» **Aim of the exercise**
Copy out all of the material, matching it word for word.

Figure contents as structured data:
---+---
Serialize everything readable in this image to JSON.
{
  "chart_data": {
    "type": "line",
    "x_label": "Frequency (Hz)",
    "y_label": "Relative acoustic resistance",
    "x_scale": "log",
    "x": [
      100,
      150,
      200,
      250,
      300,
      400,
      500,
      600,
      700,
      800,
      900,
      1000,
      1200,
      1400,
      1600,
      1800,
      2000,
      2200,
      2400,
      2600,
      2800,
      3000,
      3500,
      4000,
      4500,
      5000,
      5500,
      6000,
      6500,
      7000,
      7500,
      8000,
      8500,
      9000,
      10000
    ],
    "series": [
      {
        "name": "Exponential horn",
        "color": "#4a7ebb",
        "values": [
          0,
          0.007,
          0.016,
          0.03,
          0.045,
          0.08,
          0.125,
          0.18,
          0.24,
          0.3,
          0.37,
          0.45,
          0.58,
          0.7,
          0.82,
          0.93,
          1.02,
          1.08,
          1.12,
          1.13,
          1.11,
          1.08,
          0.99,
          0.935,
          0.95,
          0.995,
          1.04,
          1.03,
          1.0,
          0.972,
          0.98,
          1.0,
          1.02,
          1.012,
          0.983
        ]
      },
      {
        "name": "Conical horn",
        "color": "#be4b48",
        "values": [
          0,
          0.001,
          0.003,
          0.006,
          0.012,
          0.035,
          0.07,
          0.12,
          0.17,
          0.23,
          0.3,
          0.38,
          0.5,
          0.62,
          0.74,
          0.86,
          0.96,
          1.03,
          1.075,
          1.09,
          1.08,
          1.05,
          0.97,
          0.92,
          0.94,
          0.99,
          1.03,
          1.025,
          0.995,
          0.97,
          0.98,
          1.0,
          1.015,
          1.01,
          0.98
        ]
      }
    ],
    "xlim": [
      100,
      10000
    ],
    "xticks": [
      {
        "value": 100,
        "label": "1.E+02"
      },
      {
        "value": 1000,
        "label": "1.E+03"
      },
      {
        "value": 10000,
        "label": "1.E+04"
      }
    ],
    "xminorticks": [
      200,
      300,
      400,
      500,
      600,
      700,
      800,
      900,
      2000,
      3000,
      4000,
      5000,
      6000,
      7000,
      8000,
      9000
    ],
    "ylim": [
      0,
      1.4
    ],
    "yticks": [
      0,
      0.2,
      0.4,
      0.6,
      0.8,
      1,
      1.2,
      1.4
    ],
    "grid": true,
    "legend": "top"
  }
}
---+---
» **Final result**
Serialize everything readable in this image to JSON.
{
  "chart_data": {
    "type": "line",
    "x_label": "Frequency (Hz)",
    "y_label": "Relative acoustic resistance",
    "x_scale": "log",
    "x": [
      100,
      150,
      200,
      250,
      300,
      400,
      500,
      600,
      700,
      800,
      900,
      1000,
      1200,
      1400,
      1600,
      1800,
      2000,
      2200,
      2400,
      2600,
      2800,
      3000,
      3500,
      4000,
      4500,
      5000,
      5500,
      6000,
      6500,
      7000,
      7500,
      8000,
      8500,
      9000,
      10000
    ],
    "series": [
      {
        "name": "Exponential horn",
        "color": "#4a7ebb",
        "values": [
          0,
          0.007,
          0.016,
          0.03,
          0.045,
          0.08,
          0.125,
          0.18,
          0.24,
          0.3,
          0.37,
          0.45,
          0.58,
          0.7,
          0.82,
          0.93,
          1.02,
          1.08,
          1.12,
          1.13,
          1.11,
          1.08,
          0.99,
          0.935,
          0.95,
          0.995,
          1.04,
          1.03,
          1.0,
          0.972,
          0.98,
          1.0,
          1.02,
          1.012,
          0.983
        ]
      },
      {
        "name": "Conical horn",
        "color": "#be4b48",
        "values": [
          0,
          0.001,
          0.003,
          0.006,
          0.012,
          0.035,
          0.07,
          0.12,
          0.17,
          0.23,
          0.3,
          0.38,
          0.5,
          0.62,
          0.74,
          0.86,
          0.96,
          1.03,
          1.075,
          1.09,
          1.08,
          1.05,
          0.97,
          0.92,
          0.94,
          0.99,
          1.03,
          1.025,
          0.995,
          0.97,
          0.98,
          1.0,
          1.015,
          1.01,
          0.98
        ]
      }
    ],
    "xlim": [
      100,
      10000
    ],
    "xticks": [
      {
        "value": 100,
        "label": "1.E+02"
      },
      {
        "value": 1000,
        "label": "1.E+03"
      },
      {
        "value": 10000,
        "label": "1.E+04"
      }
    ],
    "xminorticks": [
      200,
      300,
      400,
      500,
      600,
      700,
      800,
      900,
      2000,
      3000,
      4000,
      5000,
      6000,
      7000,
      8000,
      9000
    ],
    "ylim": [
      0,
      1.4
    ],
    "yticks": [
      0,
      0.2,
      0.4,
      0.6,
      0.8,
      1,
      1.2,
      1.4
    ],
    "grid": true,
    "legend": "top"
  }
}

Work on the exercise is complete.